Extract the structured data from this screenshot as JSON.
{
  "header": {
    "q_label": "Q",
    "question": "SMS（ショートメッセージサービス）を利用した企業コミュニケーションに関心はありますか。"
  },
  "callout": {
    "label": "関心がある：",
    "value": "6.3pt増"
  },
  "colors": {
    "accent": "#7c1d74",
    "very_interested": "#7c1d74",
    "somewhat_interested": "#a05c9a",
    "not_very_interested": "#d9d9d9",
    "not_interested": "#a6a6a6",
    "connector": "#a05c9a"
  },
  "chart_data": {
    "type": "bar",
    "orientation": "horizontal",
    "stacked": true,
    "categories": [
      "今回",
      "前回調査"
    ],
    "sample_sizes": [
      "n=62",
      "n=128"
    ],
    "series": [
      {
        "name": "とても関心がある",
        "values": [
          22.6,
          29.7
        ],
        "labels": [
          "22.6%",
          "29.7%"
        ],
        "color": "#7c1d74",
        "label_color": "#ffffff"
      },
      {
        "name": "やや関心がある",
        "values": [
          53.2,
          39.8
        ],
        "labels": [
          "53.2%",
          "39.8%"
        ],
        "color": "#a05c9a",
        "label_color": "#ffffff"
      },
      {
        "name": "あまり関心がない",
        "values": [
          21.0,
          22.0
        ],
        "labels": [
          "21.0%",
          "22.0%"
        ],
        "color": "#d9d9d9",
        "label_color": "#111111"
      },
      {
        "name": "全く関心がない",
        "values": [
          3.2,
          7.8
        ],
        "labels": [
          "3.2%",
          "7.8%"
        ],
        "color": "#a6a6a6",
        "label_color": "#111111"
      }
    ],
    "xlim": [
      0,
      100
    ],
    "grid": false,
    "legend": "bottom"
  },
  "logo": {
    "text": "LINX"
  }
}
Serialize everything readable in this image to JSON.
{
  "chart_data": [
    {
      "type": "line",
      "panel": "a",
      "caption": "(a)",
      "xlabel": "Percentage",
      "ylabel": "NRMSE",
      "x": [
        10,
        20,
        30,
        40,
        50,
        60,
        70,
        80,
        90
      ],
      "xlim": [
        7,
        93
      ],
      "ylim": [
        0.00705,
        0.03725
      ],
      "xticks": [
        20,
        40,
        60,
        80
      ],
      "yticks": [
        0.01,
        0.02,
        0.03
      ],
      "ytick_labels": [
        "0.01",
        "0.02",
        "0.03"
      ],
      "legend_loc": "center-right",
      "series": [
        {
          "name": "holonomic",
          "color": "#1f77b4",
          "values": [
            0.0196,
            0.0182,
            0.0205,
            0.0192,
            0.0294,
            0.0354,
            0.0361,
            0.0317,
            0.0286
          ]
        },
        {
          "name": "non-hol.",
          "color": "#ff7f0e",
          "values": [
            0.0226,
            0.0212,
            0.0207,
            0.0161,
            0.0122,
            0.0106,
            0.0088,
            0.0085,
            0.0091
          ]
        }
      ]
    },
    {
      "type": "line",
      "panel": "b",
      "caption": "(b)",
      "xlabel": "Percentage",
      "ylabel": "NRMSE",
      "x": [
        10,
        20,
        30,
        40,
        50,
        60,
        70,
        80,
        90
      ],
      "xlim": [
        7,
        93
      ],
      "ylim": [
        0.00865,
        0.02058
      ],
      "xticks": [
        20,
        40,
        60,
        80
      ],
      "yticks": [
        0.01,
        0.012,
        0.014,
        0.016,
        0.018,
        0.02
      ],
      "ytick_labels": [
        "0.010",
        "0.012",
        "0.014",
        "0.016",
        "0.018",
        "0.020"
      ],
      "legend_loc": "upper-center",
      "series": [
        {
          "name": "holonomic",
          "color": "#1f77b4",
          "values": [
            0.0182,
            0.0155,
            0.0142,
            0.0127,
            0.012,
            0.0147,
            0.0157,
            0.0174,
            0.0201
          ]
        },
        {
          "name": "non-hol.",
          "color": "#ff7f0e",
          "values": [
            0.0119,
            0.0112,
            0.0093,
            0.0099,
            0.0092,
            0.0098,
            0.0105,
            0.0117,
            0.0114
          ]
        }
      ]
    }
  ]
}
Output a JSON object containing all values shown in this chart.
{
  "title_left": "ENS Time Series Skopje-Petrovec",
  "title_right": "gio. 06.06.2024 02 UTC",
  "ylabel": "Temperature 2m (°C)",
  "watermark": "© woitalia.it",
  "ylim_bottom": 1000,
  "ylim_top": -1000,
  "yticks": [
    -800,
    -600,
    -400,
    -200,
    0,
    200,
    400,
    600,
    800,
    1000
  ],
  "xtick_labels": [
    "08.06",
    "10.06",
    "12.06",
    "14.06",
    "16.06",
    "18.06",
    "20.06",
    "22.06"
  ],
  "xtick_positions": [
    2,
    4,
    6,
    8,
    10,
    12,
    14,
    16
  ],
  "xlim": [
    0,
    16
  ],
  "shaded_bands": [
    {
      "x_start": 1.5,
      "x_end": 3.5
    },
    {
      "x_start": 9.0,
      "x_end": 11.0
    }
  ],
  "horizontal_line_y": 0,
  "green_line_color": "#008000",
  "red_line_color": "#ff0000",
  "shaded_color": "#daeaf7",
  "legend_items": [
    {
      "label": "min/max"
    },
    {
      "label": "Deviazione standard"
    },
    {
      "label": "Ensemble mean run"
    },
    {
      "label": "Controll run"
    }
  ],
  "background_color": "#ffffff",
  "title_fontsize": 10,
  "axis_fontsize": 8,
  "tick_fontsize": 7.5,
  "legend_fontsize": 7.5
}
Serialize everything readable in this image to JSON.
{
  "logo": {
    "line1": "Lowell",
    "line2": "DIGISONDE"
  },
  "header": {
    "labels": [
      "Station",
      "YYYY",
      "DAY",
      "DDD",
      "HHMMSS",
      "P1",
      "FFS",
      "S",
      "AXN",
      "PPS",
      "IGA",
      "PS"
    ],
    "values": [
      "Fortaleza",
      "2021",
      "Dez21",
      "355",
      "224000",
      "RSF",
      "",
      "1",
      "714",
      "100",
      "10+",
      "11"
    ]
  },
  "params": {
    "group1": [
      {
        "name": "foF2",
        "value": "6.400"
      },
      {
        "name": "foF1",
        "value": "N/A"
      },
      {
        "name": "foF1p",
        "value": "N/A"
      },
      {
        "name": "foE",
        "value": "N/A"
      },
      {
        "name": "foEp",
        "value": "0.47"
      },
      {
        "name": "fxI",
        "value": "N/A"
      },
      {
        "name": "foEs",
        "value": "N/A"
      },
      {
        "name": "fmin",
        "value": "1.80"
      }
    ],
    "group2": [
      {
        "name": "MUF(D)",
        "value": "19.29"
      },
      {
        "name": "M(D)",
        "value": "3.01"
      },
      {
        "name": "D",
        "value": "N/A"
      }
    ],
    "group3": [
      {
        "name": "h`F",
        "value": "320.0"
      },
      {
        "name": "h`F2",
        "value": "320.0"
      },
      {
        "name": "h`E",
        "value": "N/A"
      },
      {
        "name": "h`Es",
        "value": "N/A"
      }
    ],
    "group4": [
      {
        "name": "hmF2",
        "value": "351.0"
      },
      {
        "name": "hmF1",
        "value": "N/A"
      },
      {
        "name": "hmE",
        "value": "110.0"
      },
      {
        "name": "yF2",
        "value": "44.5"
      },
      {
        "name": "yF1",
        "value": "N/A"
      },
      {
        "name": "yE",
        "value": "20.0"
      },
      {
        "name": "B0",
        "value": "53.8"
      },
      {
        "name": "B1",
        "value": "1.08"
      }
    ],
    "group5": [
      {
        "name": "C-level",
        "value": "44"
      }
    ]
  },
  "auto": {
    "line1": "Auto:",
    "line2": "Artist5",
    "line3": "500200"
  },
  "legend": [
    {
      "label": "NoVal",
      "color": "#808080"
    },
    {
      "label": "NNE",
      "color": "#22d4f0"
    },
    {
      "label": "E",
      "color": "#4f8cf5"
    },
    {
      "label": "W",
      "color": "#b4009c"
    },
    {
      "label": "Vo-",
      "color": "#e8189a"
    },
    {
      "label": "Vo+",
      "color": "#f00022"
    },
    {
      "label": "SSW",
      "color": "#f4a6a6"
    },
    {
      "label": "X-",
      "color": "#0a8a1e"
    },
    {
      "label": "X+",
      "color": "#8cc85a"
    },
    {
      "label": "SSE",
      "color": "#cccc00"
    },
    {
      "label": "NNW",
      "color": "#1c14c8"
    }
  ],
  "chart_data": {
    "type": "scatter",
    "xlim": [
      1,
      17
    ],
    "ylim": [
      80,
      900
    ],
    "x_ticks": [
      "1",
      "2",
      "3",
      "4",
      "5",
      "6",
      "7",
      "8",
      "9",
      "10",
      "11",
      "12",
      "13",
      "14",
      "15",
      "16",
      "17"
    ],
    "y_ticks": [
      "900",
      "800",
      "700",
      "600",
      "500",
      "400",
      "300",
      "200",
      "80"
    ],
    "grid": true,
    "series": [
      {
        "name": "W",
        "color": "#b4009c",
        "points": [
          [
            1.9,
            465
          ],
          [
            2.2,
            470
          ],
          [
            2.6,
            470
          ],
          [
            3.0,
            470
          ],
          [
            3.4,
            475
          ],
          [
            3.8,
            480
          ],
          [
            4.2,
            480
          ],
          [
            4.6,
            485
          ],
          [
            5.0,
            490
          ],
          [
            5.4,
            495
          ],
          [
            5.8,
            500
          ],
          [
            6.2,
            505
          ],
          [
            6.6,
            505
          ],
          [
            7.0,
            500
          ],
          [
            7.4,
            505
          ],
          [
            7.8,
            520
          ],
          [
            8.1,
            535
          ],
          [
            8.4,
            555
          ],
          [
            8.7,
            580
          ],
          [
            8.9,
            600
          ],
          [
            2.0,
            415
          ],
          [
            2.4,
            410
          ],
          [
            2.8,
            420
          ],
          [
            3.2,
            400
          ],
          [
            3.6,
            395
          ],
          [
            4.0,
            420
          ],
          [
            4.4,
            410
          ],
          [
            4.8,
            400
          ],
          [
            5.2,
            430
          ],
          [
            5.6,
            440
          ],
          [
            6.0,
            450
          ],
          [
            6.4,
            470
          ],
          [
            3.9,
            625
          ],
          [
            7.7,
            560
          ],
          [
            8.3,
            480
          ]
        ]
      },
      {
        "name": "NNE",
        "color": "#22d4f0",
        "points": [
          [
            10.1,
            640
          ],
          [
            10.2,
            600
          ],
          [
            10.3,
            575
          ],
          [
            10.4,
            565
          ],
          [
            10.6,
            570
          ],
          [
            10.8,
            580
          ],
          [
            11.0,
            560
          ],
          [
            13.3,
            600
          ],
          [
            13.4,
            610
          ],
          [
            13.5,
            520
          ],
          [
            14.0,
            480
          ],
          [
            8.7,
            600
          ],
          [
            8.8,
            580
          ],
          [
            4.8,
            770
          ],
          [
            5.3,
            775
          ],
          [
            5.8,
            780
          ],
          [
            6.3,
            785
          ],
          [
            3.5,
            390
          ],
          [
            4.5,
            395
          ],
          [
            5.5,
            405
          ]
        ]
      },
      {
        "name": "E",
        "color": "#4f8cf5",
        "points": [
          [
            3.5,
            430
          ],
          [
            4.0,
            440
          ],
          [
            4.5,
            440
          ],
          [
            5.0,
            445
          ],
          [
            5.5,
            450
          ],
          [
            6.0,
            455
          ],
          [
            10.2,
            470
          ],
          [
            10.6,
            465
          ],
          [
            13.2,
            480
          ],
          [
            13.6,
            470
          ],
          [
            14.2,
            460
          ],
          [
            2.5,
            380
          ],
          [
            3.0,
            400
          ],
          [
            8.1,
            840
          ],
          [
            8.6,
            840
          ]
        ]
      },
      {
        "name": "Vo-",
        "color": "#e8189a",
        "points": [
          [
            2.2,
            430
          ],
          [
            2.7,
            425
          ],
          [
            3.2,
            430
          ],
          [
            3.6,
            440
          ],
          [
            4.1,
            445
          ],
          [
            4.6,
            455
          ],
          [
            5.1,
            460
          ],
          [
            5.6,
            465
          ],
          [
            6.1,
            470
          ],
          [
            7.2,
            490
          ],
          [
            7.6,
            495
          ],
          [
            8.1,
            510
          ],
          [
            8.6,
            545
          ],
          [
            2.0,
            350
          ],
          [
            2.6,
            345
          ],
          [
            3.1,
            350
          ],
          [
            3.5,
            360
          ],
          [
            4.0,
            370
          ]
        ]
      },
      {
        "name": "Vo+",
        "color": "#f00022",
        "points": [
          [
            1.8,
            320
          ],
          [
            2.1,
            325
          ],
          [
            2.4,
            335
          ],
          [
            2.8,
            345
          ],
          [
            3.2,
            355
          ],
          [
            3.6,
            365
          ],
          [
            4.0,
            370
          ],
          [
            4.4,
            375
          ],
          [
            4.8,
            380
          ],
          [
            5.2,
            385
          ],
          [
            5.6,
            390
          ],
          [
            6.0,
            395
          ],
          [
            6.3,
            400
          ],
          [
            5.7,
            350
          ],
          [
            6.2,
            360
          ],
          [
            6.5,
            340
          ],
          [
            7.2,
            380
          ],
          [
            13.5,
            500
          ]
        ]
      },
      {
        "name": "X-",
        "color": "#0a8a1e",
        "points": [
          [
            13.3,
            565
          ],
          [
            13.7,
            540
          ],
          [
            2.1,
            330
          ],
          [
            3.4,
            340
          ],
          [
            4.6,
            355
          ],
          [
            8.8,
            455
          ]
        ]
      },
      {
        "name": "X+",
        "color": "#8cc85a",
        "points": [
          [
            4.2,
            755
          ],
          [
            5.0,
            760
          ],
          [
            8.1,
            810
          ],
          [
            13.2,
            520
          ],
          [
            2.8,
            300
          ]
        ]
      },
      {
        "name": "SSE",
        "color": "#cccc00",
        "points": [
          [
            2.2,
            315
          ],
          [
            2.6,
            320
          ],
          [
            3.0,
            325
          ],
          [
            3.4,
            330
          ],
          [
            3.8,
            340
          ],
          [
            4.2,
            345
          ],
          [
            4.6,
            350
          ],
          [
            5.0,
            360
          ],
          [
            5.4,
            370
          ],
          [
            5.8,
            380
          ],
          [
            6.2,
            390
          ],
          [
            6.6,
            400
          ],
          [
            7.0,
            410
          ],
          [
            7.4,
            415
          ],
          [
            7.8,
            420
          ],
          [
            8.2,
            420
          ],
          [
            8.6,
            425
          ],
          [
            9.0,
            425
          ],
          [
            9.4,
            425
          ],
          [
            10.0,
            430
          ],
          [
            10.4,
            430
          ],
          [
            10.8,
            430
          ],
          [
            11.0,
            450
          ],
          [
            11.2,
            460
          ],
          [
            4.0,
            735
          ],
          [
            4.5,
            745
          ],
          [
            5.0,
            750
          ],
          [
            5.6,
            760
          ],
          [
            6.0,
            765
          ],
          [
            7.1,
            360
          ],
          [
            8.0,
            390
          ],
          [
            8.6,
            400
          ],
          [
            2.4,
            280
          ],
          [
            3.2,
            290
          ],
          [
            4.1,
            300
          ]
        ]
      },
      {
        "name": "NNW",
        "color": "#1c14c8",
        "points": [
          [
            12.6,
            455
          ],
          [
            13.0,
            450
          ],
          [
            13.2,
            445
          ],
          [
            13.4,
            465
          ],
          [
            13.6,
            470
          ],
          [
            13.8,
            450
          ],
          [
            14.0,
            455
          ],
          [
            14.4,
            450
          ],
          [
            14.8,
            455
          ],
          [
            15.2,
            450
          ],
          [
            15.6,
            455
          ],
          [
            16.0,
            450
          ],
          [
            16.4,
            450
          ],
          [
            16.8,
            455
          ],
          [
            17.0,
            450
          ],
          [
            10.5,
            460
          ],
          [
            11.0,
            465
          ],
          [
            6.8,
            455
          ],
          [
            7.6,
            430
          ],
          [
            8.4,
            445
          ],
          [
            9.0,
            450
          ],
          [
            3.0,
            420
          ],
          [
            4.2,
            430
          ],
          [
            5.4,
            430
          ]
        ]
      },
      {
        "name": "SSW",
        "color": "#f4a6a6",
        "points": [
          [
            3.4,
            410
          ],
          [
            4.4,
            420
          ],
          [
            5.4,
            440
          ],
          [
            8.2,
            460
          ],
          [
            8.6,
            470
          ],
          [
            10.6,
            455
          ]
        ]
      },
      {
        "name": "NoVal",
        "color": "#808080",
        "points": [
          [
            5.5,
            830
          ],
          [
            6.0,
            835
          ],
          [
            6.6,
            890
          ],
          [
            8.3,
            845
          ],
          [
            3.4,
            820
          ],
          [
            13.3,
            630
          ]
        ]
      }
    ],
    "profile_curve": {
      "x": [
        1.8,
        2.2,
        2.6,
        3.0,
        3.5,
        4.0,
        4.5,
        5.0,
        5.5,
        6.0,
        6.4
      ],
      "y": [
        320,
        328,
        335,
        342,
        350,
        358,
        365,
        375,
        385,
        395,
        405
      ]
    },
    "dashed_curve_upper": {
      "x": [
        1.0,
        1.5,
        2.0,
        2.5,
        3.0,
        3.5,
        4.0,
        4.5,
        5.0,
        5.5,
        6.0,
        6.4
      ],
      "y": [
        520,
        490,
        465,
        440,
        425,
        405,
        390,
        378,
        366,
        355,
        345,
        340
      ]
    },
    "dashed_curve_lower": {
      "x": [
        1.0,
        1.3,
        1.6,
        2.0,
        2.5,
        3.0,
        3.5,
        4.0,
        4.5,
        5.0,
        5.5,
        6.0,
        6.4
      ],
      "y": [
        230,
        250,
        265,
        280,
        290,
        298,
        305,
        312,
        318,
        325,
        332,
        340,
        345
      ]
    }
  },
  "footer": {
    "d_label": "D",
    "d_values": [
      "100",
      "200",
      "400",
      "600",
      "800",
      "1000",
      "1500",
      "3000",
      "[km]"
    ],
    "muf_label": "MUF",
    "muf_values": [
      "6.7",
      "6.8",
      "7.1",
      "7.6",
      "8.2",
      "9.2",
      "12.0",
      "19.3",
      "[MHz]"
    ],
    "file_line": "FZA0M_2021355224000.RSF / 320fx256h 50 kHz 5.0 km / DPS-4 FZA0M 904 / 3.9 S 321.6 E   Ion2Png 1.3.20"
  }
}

- - - - - - -

**THE TASK:** Exactly how many lines contain "type"? State the number and nothing else.

**THE ANSWER:** 4